Recorded data →

------

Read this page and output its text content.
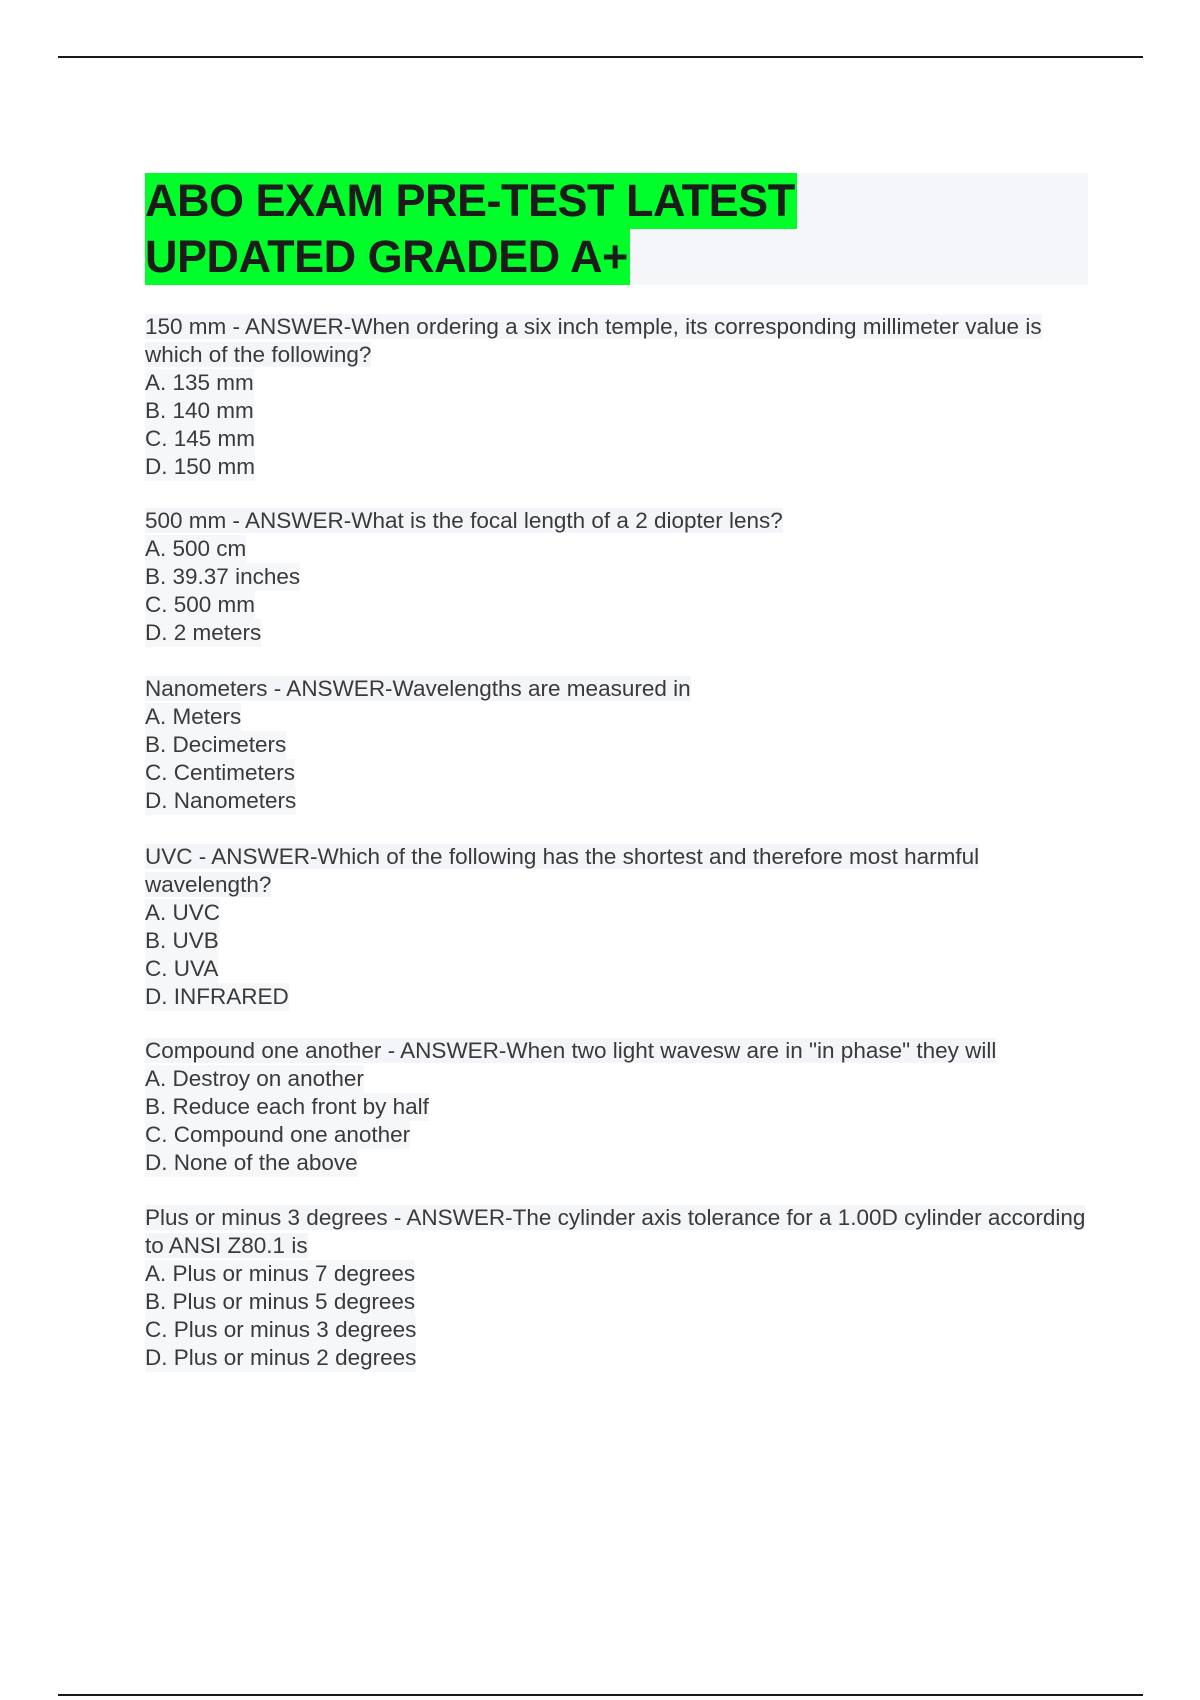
ABO EXAM PRE-TEST LATEST
UPDATED GRADED A+
150 mm - ANSWER-When ordering a six inch temple, its corresponding millimeter value is which of the following?
A. 135 mm
B. 140 mm
C. 145 mm
D. 150 mm
500 mm - ANSWER-What is the focal length of a 2 diopter lens?
A. 500 cm
B. 39.37 inches
C. 500 mm
D. 2 meters
Nanometers - ANSWER-Wavelengths are measured in
A. Meters
B. Decimeters
C. Centimeters
D. Nanometers
UVC - ANSWER-Which of the following has the shortest and therefore most harmful wavelength?
A. UVC
B. UVB
C. UVA
D. INFRARED
Compound one another - ANSWER-When two light wavesw are in "in phase" they will
A. Destroy on another
B. Reduce each front by half
C. Compound one another
D. None of the above
Plus or minus 3 degrees - ANSWER-The cylinder axis tolerance for a 1.00D cylinder according to ANSI Z80.1 is
A. Plus or minus 7 degrees
B. Plus or minus 5 degrees
C. Plus or minus 3 degrees
D. Plus or minus 2 degrees
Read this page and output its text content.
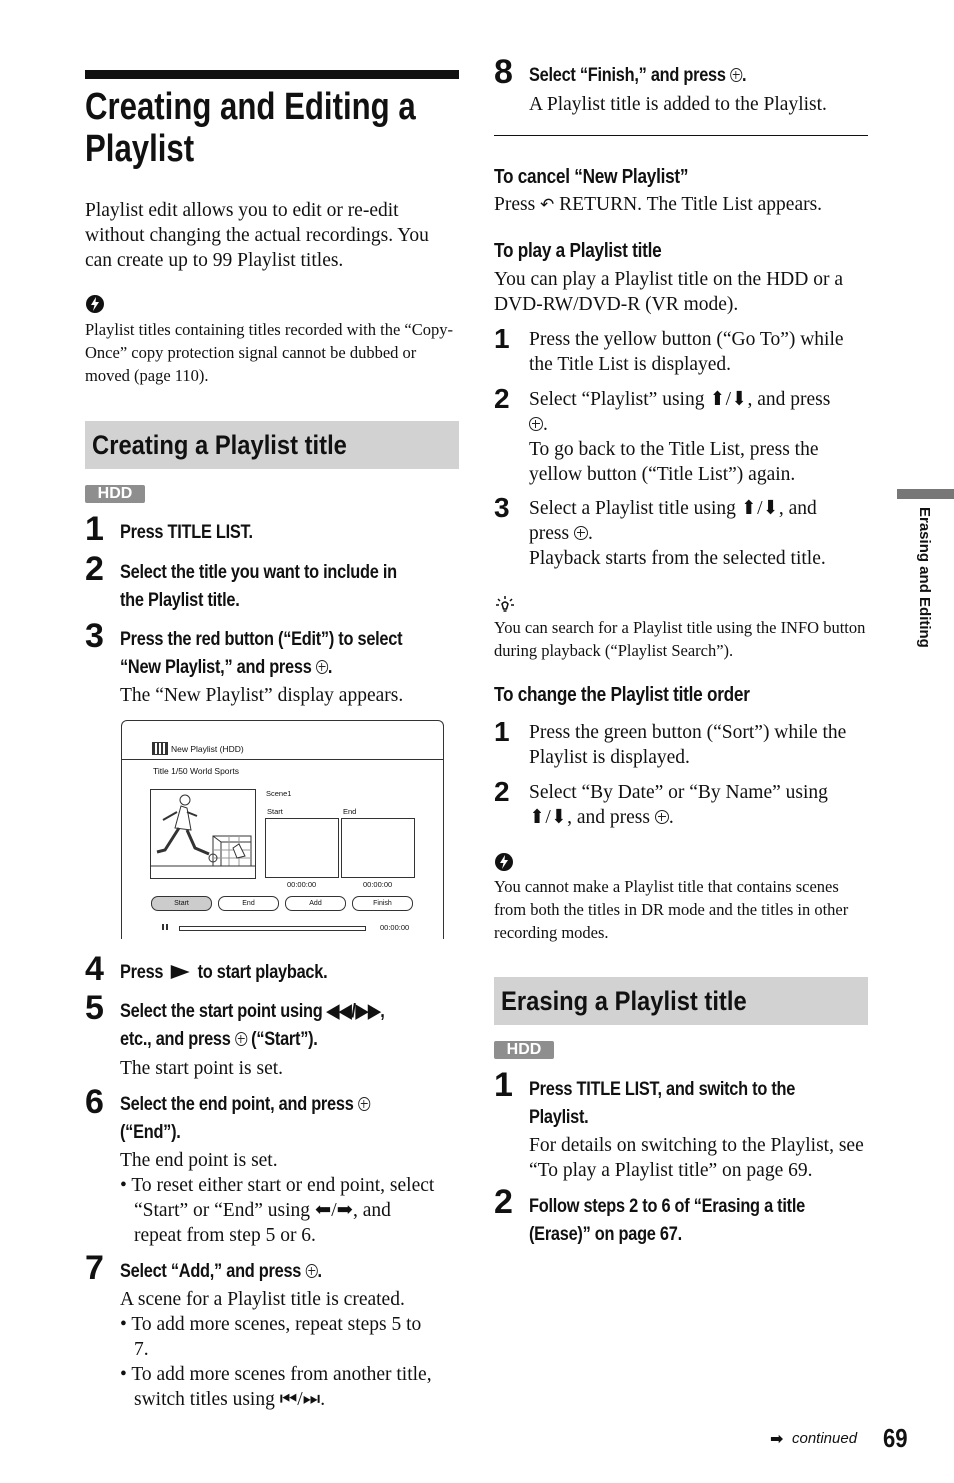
Creating and Editing a
Playlist
Playlist edit allows you to edit or re-edit without changing the actual recordings. You can create up to 99 Playlist titles.
Playlist titles containing titles recorded with the “Copy-Once” copy protection signal cannot be dubbed or moved (page 110).
Creating a Playlist title
HDD
1 Press TITLE LIST.
2 Select the title you want to include in
the Playlist title.
3 Press the red button (“Edit”) to select
“New Playlist,” and press .
The “New Playlist” display appears.
New Playlist (HDD)
Title 1/50 World Sports
Scene1
Start	End
00:00:00	00:00:00
Start	End	Add	Finish
00:00:00
4 Press to start playback.
5 Select the start point using ◀◀/▶▶,
etc., and press (“Start”).
The start point is set.
6 Select the end point, and press
(“End”).
The end point is set.
• To reset either start or end point, select
“Start” or “End” using ⬅/➡, and
repeat from step 5 or 6.
7 Select “Add,” and press .
A scene for a Playlist title is created.
• To add more scenes, repeat steps 5 to
7.
• To add more scenes from another title,
switch titles using ⏮/⏭.
8 Select “Finish,” and press .
A Playlist title is added to the Playlist.
To cancel “New Playlist”
Press ↶ RETURN. The Title List appears.
To play a Playlist title
You can play a Playlist title on the HDD or a DVD-RW/DVD-R (VR mode).
1 Press the yellow button (“Go To”) while the Title List is displayed.
2 Select “Playlist” using ⬆/⬇, and press
.
To go back to the Title List, press the yellow button (“Title List”) again.
3 Select a Playlist title using ⬆/⬇, and
press .
Playback starts from the selected title.
You can search for a Playlist title using the INFO button during playback (“Playlist Search”).
To change the Playlist title order
1 Press the green button (“Sort”) while the Playlist is displayed.
2 Select “By Date” or “By Name” using
⬆/⬇, and press .
You cannot make a Playlist title that contains scenes from both the titles in DR mode and the titles in other recording modes.
Erasing a Playlist title
HDD
1 Press TITLE LIST, and switch to the
Playlist.
For details on switching to the Playlist, see “To play a Playlist title” on page 69.
2 Follow steps 2 to 6 of “Erasing a title
(Erase)” on page 67.
Erasing and Editing
➡ continued 69
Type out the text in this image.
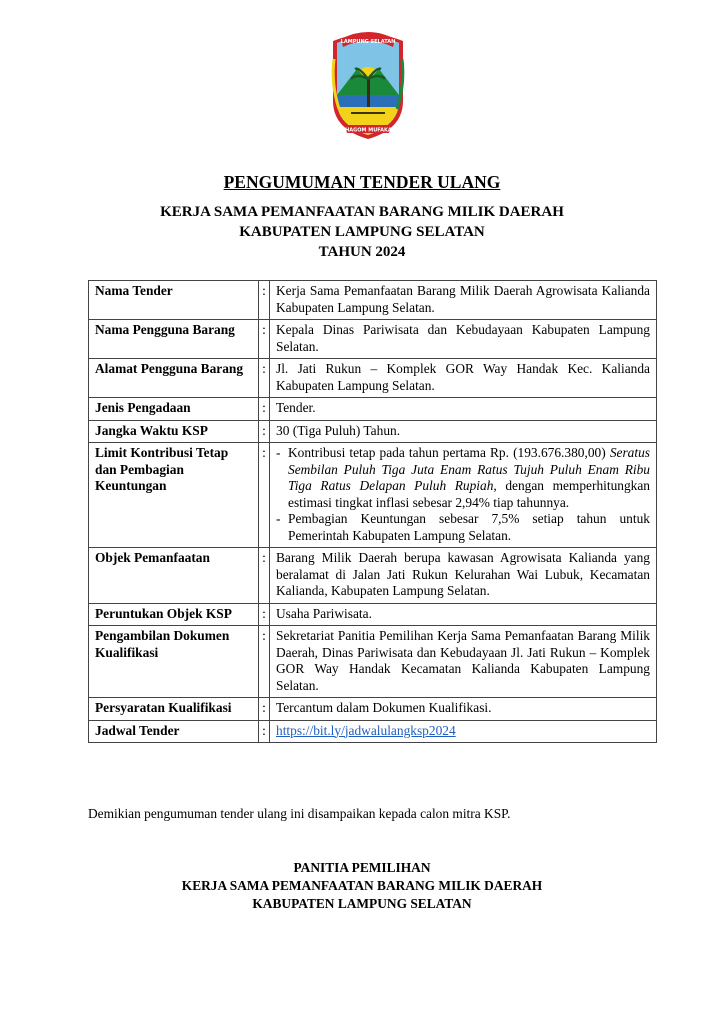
LAMPUNG SELATAN
KHAGOM MUFAKAT
PENGUMUMAN TENDER ULANG
KERJA SAMA PEMANFAATAN BARANG MILIK DAERAH
KABUPATEN LAMPUNG SELATAN
TAHUN 2024
Nama Tender	:	Kerja Sama Pemanfaatan Barang Milik Daerah Agrowisata Kalianda Kabupaten Lampung Selatan.
Nama Pengguna Barang	:	Kepala Dinas Pariwisata dan Kebudayaan Kabupaten Lampung Selatan.
Alamat Pengguna Barang	:	Jl. Jati Rukun – Komplek GOR Way Handak Kec. Kalianda Kabupaten Lampung Selatan.
Jenis Pengadaan	:	Tender.
Jangka Waktu KSP	:	30 (Tiga Puluh) Tahun.
Limit Kontribusi Tetap dan Pembagian Keuntungan	:	- Kontribusi tetap pada tahun pertama Rp. (193.676.380,00) Seratus Sembilan Puluh Tiga Juta Enam Ratus Tujuh Puluh Enam Ribu Tiga Ratus Delapan Puluh Rupiah, dengan memperhitungkan estimasi tingkat inflasi sebesar 2,94% tiap tahunnya.
- Pembagian Keuntungan sebesar 7,5% setiap tahun untuk Pemerintah Kabupaten Lampung Selatan.

Objek Pemanfaatan	:	Barang Milik Daerah berupa kawasan Agrowisata Kalianda yang beralamat di Jalan Jati Rukun Kelurahan Wai Lubuk, Kecamatan Kalianda, Kabupaten Lampung Selatan.
Peruntukan Objek KSP	:	Usaha Pariwisata.
Pengambilan Dokumen Kualifikasi	:	Sekretariat Panitia Pemilihan Kerja Sama Pemanfaatan Barang Milik Daerah, Dinas Pariwisata dan Kebudayaan Jl. Jati Rukun – Komplek GOR Way Handak Kecamatan Kalianda Kabupaten Lampung Selatan.
Persyaratan Kualifikasi	:	Tercantum dalam Dokumen Kualifikasi.
Jadwal Tender	:	https://bit.ly/jadwalulangksp2024
Demikian pengumuman tender ulang ini disampaikan kepada calon mitra KSP.
PANITIA PEMILIHAN
KERJA SAMA PEMANFAATAN BARANG MILIK DAERAH
KABUPATEN LAMPUNG SELATAN
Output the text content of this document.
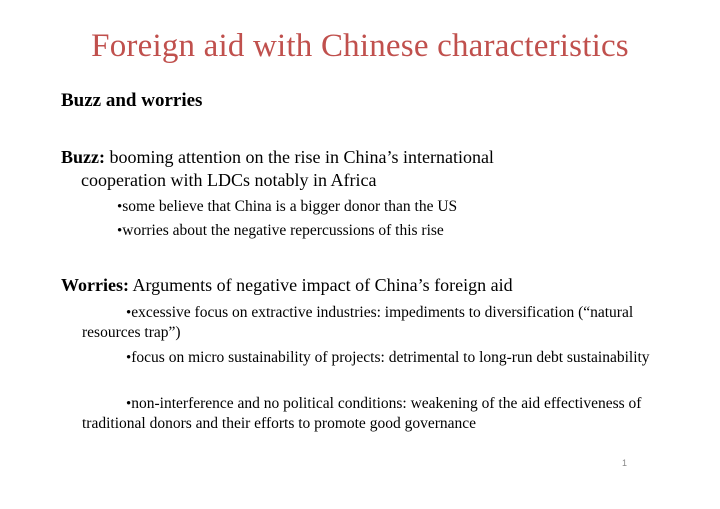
Foreign aid with Chinese characteristics
Buzz and worries
Buzz: booming attention on the rise in China’s international
cooperation with LDCs notably in Africa
•some believe that China is a bigger donor than the US
•worries about the negative repercussions of this rise
Worries: Arguments of negative impact of China’s foreign aid
•excessive focus on extractive industries: impediments to diversification (“natural resources trap”)
•focus on micro sustainability of projects: detrimental to long-run debt sustainability
•non-interference and no political conditions: weakening of the aid effectiveness of traditional donors and their efforts to promote good governance
1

------

Task details →
Using the material above, copy every line in which the string "mode" occurs.

Answer in full →
You can play a Playlist title on the HDD or a DVD-RW/DVD-R (VR mode).
You cannot make a Playlist title that contains scenes from both the titles in DR mode and the titles in other recording modes.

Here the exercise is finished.